> **Exercise aim**:
In the material below, find every line with "vous" and pull it out.

> **Data to process**:
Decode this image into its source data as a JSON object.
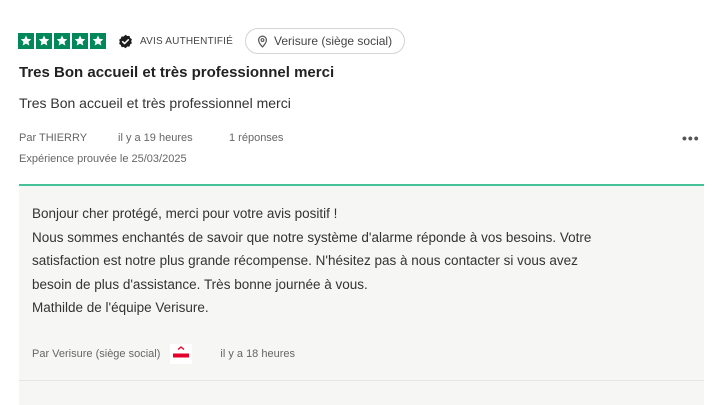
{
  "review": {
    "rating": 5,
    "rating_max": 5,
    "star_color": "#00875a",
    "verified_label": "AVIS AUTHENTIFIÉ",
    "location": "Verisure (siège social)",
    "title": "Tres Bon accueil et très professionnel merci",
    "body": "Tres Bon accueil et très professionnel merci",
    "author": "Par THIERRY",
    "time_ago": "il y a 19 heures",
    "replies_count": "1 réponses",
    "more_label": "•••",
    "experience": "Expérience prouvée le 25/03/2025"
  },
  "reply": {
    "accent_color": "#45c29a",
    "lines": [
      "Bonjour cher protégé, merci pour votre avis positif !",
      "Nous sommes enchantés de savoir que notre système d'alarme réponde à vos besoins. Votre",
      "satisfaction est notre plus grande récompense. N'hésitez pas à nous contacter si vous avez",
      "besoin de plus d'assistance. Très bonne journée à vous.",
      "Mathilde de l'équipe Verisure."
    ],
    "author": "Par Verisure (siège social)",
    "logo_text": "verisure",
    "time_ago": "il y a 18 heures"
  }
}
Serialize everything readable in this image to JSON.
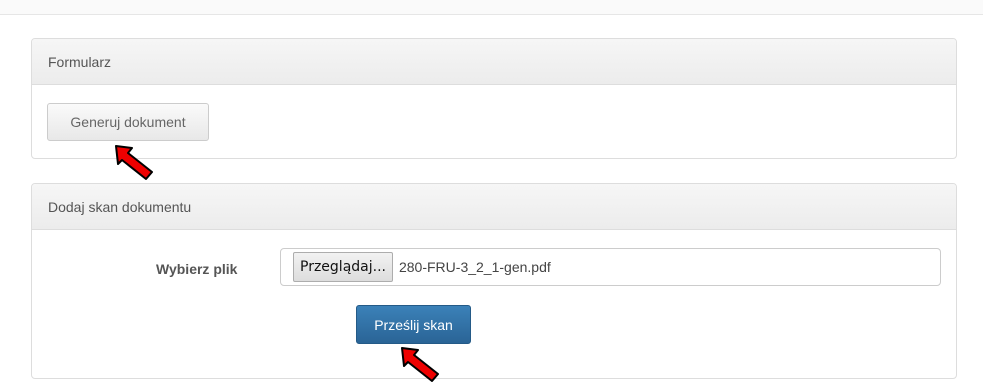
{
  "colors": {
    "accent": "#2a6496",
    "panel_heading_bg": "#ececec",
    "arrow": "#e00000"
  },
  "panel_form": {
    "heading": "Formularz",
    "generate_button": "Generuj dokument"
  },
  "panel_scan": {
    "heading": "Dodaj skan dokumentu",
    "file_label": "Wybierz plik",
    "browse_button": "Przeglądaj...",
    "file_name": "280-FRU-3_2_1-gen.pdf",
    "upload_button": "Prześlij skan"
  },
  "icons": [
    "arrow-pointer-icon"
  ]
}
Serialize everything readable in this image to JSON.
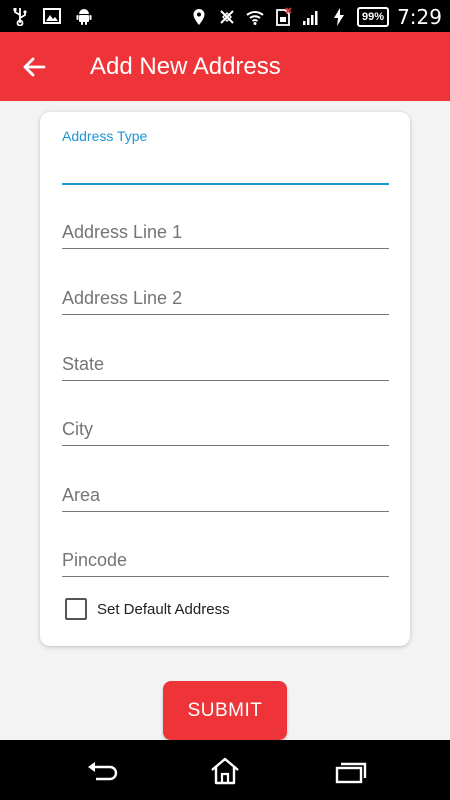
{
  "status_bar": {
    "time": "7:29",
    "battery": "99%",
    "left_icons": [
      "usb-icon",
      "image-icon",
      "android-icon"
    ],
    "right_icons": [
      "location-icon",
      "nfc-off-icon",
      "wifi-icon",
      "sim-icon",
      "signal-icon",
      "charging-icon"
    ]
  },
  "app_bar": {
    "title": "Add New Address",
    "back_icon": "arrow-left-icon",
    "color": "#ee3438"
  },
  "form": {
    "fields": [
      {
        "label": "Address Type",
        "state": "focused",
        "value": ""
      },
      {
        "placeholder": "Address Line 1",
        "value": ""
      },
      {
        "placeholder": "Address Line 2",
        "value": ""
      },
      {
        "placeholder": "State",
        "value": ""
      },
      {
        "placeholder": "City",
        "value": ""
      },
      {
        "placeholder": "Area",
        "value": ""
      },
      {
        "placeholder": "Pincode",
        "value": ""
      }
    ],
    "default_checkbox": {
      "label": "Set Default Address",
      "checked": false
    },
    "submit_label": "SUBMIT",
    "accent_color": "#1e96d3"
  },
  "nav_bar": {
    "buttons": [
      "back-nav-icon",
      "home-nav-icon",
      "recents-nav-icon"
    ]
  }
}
==
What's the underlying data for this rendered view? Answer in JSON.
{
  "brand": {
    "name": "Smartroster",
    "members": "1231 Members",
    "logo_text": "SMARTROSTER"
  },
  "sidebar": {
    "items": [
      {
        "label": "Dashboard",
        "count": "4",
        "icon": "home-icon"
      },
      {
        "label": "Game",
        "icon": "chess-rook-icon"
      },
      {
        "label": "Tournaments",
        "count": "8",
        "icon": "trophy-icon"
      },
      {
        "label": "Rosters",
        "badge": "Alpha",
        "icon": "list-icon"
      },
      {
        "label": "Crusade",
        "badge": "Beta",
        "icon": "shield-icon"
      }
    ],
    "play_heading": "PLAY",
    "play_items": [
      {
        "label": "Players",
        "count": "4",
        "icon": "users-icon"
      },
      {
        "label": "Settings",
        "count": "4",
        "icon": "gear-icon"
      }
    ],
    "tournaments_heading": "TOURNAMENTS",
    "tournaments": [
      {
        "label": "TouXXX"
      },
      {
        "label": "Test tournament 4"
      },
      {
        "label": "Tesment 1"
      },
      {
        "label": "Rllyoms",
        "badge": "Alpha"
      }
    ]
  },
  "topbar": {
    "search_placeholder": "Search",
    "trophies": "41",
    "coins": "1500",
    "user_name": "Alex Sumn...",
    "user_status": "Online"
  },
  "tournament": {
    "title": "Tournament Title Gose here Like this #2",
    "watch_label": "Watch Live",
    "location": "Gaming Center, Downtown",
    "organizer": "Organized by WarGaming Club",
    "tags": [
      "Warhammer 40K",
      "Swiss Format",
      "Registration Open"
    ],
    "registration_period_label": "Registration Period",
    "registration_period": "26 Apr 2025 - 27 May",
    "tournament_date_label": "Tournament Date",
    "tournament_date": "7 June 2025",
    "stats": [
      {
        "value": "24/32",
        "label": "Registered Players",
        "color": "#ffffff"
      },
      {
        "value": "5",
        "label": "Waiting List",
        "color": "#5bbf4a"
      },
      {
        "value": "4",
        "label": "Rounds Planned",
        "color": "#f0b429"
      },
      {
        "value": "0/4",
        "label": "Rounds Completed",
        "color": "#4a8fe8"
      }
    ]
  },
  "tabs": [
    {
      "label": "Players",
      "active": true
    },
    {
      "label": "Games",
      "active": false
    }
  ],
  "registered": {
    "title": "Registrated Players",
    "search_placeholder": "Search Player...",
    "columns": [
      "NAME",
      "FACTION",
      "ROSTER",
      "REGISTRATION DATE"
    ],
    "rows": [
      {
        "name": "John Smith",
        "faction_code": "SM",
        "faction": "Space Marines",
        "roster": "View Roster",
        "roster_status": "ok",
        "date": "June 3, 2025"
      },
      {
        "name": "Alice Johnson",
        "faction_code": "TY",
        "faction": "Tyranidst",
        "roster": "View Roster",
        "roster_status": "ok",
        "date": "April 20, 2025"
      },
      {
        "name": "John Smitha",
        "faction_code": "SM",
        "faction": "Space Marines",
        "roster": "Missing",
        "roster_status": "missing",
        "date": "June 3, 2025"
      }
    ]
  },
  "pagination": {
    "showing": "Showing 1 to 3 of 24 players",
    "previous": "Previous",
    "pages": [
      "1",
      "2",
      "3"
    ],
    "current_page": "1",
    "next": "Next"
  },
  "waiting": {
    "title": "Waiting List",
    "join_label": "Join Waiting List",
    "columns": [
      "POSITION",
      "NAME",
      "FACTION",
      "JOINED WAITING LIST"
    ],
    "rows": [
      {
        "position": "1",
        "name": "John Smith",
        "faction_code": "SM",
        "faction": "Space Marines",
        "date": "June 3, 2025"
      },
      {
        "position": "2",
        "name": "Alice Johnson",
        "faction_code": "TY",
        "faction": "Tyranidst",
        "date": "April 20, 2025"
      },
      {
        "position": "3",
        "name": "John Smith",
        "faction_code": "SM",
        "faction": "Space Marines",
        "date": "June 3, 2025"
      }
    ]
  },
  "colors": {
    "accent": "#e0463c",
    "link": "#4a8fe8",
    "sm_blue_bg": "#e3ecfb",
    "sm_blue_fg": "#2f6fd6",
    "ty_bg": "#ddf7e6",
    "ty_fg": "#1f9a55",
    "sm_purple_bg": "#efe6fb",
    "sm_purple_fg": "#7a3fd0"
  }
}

> **Task response**:
      "satisfaction est notre plus grande récompense. N'hésitez pas à nous contacter si vous avez",
      "besoin de plus d'assistance. Très bonne journée à vous.",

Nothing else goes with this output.